◆ REQUIREMENT
Write out the listing in full, matching it word for word.

** start of TASK DATA **

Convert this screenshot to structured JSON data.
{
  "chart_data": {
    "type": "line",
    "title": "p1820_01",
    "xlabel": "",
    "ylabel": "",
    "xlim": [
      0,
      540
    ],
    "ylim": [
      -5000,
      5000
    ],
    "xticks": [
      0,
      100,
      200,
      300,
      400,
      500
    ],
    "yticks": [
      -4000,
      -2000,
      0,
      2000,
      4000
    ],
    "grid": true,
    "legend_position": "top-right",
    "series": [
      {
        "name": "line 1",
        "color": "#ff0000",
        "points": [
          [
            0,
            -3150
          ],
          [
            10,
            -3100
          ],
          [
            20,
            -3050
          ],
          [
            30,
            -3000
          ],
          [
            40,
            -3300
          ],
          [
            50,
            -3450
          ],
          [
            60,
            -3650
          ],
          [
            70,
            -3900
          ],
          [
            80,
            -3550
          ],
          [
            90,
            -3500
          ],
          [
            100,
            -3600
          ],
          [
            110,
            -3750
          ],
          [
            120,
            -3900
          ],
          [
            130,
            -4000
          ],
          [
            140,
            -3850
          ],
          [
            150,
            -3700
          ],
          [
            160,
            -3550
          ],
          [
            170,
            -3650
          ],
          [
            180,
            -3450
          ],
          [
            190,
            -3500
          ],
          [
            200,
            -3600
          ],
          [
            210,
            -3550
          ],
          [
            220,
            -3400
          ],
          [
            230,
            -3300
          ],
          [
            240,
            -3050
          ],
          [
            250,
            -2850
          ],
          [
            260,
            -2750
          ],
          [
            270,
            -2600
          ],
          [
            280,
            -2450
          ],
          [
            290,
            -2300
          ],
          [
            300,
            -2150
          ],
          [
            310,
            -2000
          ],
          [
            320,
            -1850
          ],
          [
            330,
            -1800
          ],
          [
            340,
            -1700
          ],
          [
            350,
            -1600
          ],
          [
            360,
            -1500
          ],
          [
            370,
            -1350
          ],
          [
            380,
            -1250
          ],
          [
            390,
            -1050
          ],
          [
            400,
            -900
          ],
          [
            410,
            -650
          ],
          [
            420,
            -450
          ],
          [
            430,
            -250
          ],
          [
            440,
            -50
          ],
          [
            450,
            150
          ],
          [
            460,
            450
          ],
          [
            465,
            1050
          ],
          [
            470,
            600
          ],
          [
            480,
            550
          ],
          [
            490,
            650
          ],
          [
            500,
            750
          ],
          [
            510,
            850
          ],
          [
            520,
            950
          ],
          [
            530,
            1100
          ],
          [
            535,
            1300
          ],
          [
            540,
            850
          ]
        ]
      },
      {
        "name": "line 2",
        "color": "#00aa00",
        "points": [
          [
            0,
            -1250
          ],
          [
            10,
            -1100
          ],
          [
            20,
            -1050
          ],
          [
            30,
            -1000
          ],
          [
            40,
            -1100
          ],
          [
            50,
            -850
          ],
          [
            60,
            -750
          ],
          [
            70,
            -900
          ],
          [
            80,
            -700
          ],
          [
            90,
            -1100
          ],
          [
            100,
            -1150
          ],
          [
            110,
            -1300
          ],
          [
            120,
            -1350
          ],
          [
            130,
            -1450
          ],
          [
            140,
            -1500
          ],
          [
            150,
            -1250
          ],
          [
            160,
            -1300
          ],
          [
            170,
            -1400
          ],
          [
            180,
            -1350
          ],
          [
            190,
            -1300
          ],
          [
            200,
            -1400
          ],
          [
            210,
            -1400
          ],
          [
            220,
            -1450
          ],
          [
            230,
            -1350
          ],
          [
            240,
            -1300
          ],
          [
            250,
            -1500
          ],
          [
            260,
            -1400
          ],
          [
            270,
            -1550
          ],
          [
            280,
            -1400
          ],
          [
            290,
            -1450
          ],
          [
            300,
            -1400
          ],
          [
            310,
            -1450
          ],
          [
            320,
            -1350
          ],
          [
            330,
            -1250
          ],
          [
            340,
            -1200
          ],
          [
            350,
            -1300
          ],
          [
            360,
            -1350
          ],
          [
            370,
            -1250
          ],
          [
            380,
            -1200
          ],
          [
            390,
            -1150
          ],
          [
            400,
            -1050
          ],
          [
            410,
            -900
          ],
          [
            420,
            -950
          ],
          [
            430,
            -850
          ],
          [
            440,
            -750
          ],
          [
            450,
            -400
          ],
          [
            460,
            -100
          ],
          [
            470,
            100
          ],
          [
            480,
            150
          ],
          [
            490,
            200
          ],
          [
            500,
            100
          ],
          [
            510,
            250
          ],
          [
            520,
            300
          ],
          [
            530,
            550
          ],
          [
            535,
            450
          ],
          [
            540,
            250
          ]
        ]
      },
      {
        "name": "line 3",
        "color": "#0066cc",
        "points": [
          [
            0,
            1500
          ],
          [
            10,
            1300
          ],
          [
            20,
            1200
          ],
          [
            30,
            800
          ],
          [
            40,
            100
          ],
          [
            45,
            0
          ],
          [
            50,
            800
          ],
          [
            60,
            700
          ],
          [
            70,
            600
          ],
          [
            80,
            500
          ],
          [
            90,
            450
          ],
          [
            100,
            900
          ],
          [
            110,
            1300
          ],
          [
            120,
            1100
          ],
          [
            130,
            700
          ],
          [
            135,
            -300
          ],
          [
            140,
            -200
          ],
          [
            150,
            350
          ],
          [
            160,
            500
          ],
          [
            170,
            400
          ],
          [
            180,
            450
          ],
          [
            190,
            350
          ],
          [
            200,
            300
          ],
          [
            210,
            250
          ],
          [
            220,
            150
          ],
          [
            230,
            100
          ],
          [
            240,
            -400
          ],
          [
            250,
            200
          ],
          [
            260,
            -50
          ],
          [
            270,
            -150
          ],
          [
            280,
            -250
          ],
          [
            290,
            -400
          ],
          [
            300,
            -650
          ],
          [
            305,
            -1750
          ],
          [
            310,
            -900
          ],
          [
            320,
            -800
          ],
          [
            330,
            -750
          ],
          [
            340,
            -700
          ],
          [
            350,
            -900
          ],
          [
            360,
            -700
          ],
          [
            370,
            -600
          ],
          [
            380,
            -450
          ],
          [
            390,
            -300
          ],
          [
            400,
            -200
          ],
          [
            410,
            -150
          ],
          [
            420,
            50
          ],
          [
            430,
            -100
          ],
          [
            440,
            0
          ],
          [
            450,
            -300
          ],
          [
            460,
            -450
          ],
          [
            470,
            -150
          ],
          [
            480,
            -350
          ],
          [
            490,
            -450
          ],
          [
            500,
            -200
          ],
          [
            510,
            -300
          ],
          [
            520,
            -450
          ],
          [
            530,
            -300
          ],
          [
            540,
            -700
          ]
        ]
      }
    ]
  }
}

** end of TASK DATA **

◆ EXPECTED ANSWER
Convert this screenshot to structured JSON data.
{
  "chart_data": {
    "type": "line",
    "title": "p1820_01",
    "xlabel": "",
    "ylabel": "",
    "xlim": [
      0,
      540
    ],
    "ylim": [
      -5000,
      5000
    ],
    "xticks": [
      0,
      100,
      200,
      300,
      400,
      500
    ],
    "yticks": [
      -4000,
      -2000,
      0,
      2000,
      4000
    ],
    "grid": true,
    "legend_position": "top-right",
    "series": [
      {
        "name": "line 1",
        "color": "#ff0000",
        "points": [
          [
            0,
            -3150
          ],
          [
            10,
            -3100
          ],
          [
            20,
            -3050
          ],
          [
            30,
            -3000
          ],
          [
            40,
            -3300
          ],
          [
            50,
            -3450
          ],
          [
            60,
            -3650
          ],
          [
            70,
            -3900
          ],
          [
            80,
            -3550
          ],
          [
            90,
            -3500
          ],
          [
            100,
            -3600
          ],
          [
            110,
            -3750
          ],
          [
            120,
            -3900
          ],
          [
            130,
            -4000
          ],
          [
            140,
            -3850
          ],
          [
            150,
            -3700
          ],
          [
            160,
            -3550
          ],
          [
            170,
            -3650
          ],
          [
            180,
            -3450
          ],
          [
            190,
            -3500
          ],
          [
            200,
            -3600
          ],
          [
            210,
            -3550
          ],
          [
            220,
            -3400
          ],
          [
            230,
            -3300
          ],
          [
            240,
            -3050
          ],
          [
            250,
            -2850
          ],
          [
            260,
            -2750
          ],
          [
            270,
            -2600
          ],
          [
            280,
            -2450
          ],
          [
            290,
            -2300
          ],
          [
            300,
            -2150
          ],
          [
            310,
            -2000
          ],
          [
            320,
            -1850
          ],
          [
            330,
            -1800
          ],
          [
            340,
            -1700
          ],
          [
            350,
            -1600
          ],
          [
            360,
            -1500
          ],
          [
            370,
            -1350
          ],
          [
            380,
            -1250
          ],
          [
            390,
            -1050
          ],
          [
            400,
            -900
          ],
          [
            410,
            -650
          ],
          [
            420,
            -450
          ],
          [
            430,
            -250
          ],
          [
            440,
            -50
          ],
          [
            450,
            150
          ],
          [
            460,
            450
          ],
          [
            465,
            1050
          ],
          [
            470,
            600
          ],
          [
            480,
            550
          ],
          [
            490,
            650
          ],
          [
            500,
            750
          ],
          [
            510,
            850
          ],
          [
            520,
            950
          ],
          [
            530,
            1100
          ],
          [
            535,
            1300
          ],
          [
            540,
            850
          ]
        ]
      },
      {
        "name": "line 2",
        "color": "#00aa00",
        "points": [
          [
            0,
            -1250
          ],
          [
            10,
            -1100
          ],
          [
            20,
            -1050
          ],
          [
            30,
            -1000
          ],
          [
            40,
            -1100
          ],
          [
            50,
            -850
          ],
          [
            60,
            -750
          ],
          [
            70,
            -900
          ],
          [
            80,
            -700
          ],
          [
            90,
            -1100
          ],
          [
            100,
            -1150
          ],
          [
            110,
            -1300
          ],
          [
            120,
            -1350
          ],
          [
            130,
            -1450
          ],
          [
            140,
            -1500
          ],
          [
            150,
            -1250
          ],
          [
            160,
            -1300
          ],
          [
            170,
            -1400
          ],
          [
            180,
            -1350
          ],
          [
            190,
            -1300
          ],
          [
            200,
            -1400
          ],
          [
            210,
            -1400
          ],
          [
            220,
            -1450
          ],
          [
            230,
            -1350
          ],
          [
            240,
            -1300
          ],
          [
            250,
            -1500
          ],
          [
            260,
            -1400
          ],
          [
            270,
            -1550
          ],
          [
            280,
            -1400
          ],
          [
            290,
            -1450
          ],
          [
            300,
            -1400
          ],
          [
            310,
            -1450
          ],
          [
            320,
            -1350
          ],
          [
            330,
            -1250
          ],
          [
            340,
            -1200
          ],
          [
            350,
            -1300
          ],
          [
            360,
            -1350
          ],
          [
            370,
            -1250
          ],
          [
            380,
            -1200
          ],
          [
            390,
            -1150
          ],
          [
            400,
            -1050
          ],
          [
            410,
            -900
          ],
          [
            420,
            -950
          ],
          [
            430,
            -850
          ],
          [
            440,
            -750
          ],
          [
            450,
            -400
          ],
          [
            460,
            -100
          ],
          [
            470,
            100
          ],
          [
            480,
            150
          ],
          [
            490,
            200
          ],
          [
            500,
            100
          ],
          [
            510,
            250
          ],
          [
            520,
            300
          ],
          [
            530,
            550
          ],
          [
            535,
            450
          ],
          [
            540,
            250
          ]
        ]
      },
      {
        "name": "line 3",
        "color": "#0066cc",
        "points": [
          [
            0,
            1500
          ],
          [
            10,
            1300
          ],
          [
            20,
            1200
          ],
          [
            30,
            800
          ],
          [
            40,
            100
          ],
          [
            45,
            0
          ],
          [
            50,
            800
          ],
          [
            60,
            700
          ],
          [
            70,
            600
          ],
          [
            80,
            500
          ],
          [
            90,
            450
          ],
          [
            100,
            900
          ],
          [
            110,
            1300
          ],
          [
            120,
            1100
          ],
          [
            130,
            700
          ],
          [
            135,
            -300
          ],
          [
            140,
            -200
          ],
          [
            150,
            350
          ],
          [
            160,
            500
          ],
          [
            170,
            400
          ],
          [
            180,
            450
          ],
          [
            190,
            350
          ],
          [
            200,
            300
          ],
          [
            210,
            250
          ],
          [
            220,
            150
          ],
          [
            230,
            100
          ],
          [
            240,
            -400
          ],
          [
            250,
            200
          ],
          [
            260,
            -50
          ],
          [
            270,
            -150
          ],
          [
            280,
            -250
          ],
          [
            290,
            -400
          ],
          [
            300,
            -650
          ],
          [
            305,
            -1750
          ],
          [
            310,
            -900
          ],
          [
            320,
            -800
          ],
          [
            330,
            -750
          ],
          [
            340,
            -700
          ],
          [
            350,
            -900
          ],
          [
            360,
            -700
          ],
          [
            370,
            -600
          ],
          [
            380,
            -450
          ],
          [
            390,
            -300
          ],
          [
            400,
            -200
          ],
          [
            410,
            -150
          ],
          [
            420,
            50
          ],
          [
            430,
            -100
          ],
          [
            440,
            0
          ],
          [
            450,
            -300
          ],
          [
            460,
            -450
          ],
          [
            470,
            -150
          ],
          [
            480,
            -350
          ],
          [
            490,
            -450
          ],
          [
            500,
            -200
          ],
          [
            510,
            -300
          ],
          [
            520,
            -450
          ],
          [
            530,
            -300
          ],
          [
            540,
            -700
          ]
        ]
      }
    ]
  }
}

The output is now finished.